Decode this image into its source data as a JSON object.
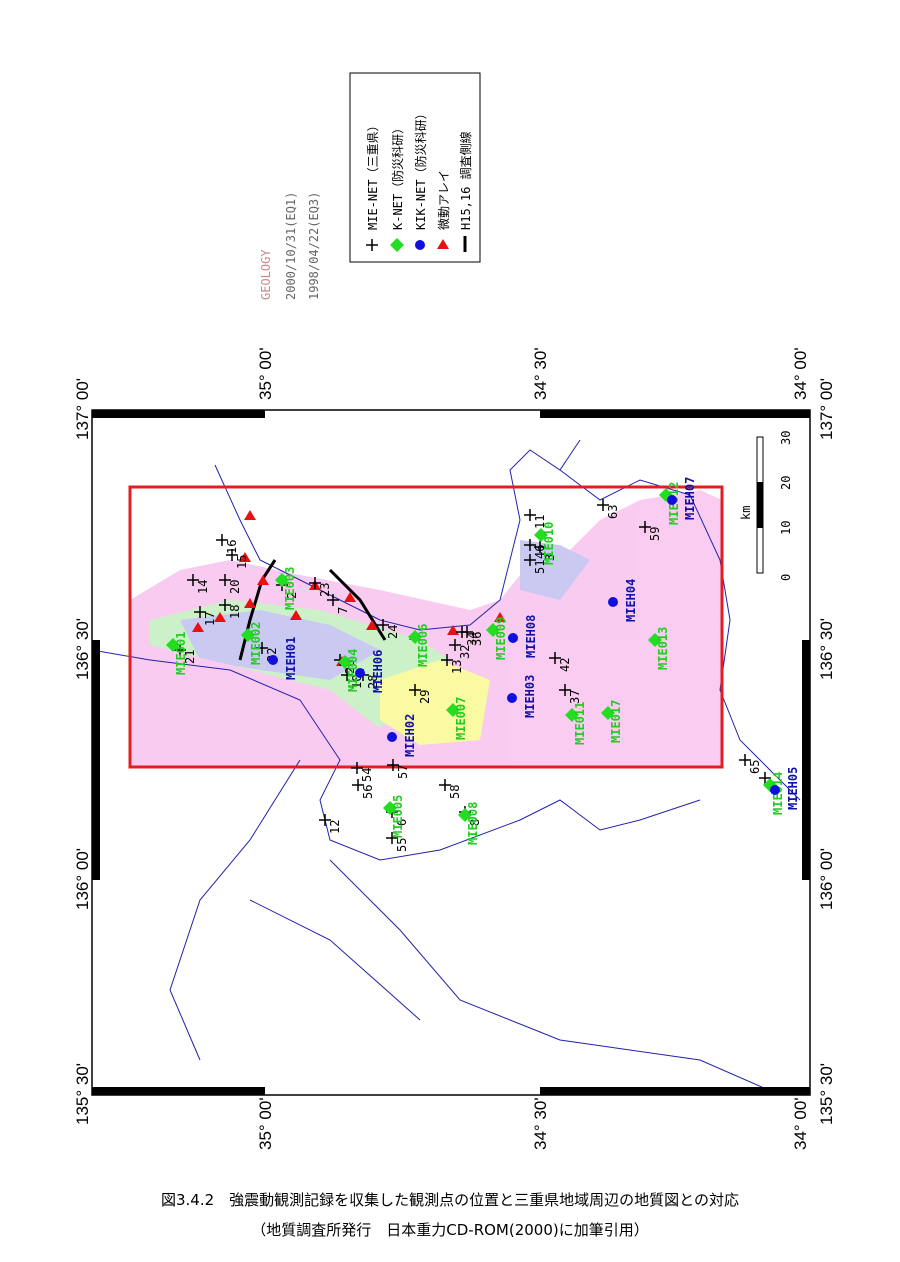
{
  "header": {
    "lines": [
      "GEOLOGY",
      "2000/10/31(EQ1)",
      "1998/04/22(EQ3)"
    ]
  },
  "legend": {
    "items": [
      "MIE-NET（三重県）",
      "K-NET（防災科研）",
      "KIK-NET（防災科研）",
      "微動アレイ",
      "H15,16 調査側線"
    ]
  },
  "frame": {
    "longitudes": [
      "137° 00'",
      "136° 30'",
      "136° 00'",
      "135° 30'"
    ],
    "latitudes": [
      "35° 00'",
      "34° 30'",
      "34° 00'"
    ]
  },
  "scale": {
    "ticks": [
      0,
      10,
      20,
      30
    ],
    "unit": "km"
  },
  "mie_net": [
    "21",
    "17",
    "14",
    "18",
    "20",
    "16",
    "15",
    "22",
    "2",
    "23",
    "7",
    "26",
    "10",
    "28",
    "24",
    "13",
    "32",
    "34",
    "36",
    "29",
    "42",
    "37",
    "46",
    "51",
    "3",
    "11",
    "63",
    "59",
    "65",
    "9",
    "12",
    "56",
    "54",
    "57",
    "6",
    "55",
    "58",
    "8"
  ],
  "k_net": [
    "MIE001",
    "MIE002",
    "MIE003",
    "MIE004",
    "MIE005",
    "MIE006",
    "MIE007",
    "MIE008",
    "MIE009",
    "MIE010",
    "MIE011",
    "MIE012",
    "MIE013",
    "MIE014",
    "MIE017"
  ],
  "kik_net": [
    "MIEH01",
    "MIEH02",
    "MIEH03",
    "MIEH04",
    "MIEH05",
    "MIEH06",
    "MIEH07",
    "MIEH08"
  ],
  "caption": [
    "図3.4.2　強震動観測記録を収集した観測点の位置と三重県地域周辺の地質図との対応",
    "（地質調査所発行　日本重力CD-ROM(2000)に加筆引用）"
  ]
}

=====

**What is asked:** Quote the records in their entirety, keeping the wording exact and excluding pictures.

**Response:**
Decode this image into its source data as a JSON object.
{
  "header": {
    "lines": [
      "GEOLOGY",
      "2000/10/31(EQ1)",
      "1998/04/22(EQ3)"
    ]
  },
  "legend": {
    "items": [
      "MIE-NET（三重県）",
      "K-NET（防災科研）",
      "KIK-NET（防災科研）",
      "微動アレイ",
      "H15,16 調査側線"
    ]
  },
  "frame": {
    "longitudes": [
      "137° 00'",
      "136° 30'",
      "136° 00'",
      "135° 30'"
    ],
    "latitudes": [
      "35° 00'",
      "34° 30'",
      "34° 00'"
    ]
  },
  "scale": {
    "ticks": [
      0,
      10,
      20,
      30
    ],
    "unit": "km"
  },
  "mie_net": [
    "21",
    "17",
    "14",
    "18",
    "20",
    "16",
    "15",
    "22",
    "2",
    "23",
    "7",
    "26",
    "10",
    "28",
    "24",
    "13",
    "32",
    "34",
    "36",
    "29",
    "42",
    "37",
    "46",
    "51",
    "3",
    "11",
    "63",
    "59",
    "65",
    "9",
    "12",
    "56",
    "54",
    "57",
    "6",
    "55",
    "58",
    "8"
  ],
  "k_net": [
    "MIE001",
    "MIE002",
    "MIE003",
    "MIE004",
    "MIE005",
    "MIE006",
    "MIE007",
    "MIE008",
    "MIE009",
    "MIE010",
    "MIE011",
    "MIE012",
    "MIE013",
    "MIE014",
    "MIE017"
  ],
  "kik_net": [
    "MIEH01",
    "MIEH02",
    "MIEH03",
    "MIEH04",
    "MIEH05",
    "MIEH06",
    "MIEH07",
    "MIEH08"
  ],
  "caption": [
    "図3.4.2　強震動観測記録を収集した観測点の位置と三重県地域周辺の地質図との対応",
    "（地質調査所発行　日本重力CD-ROM(2000)に加筆引用）"
  ]
}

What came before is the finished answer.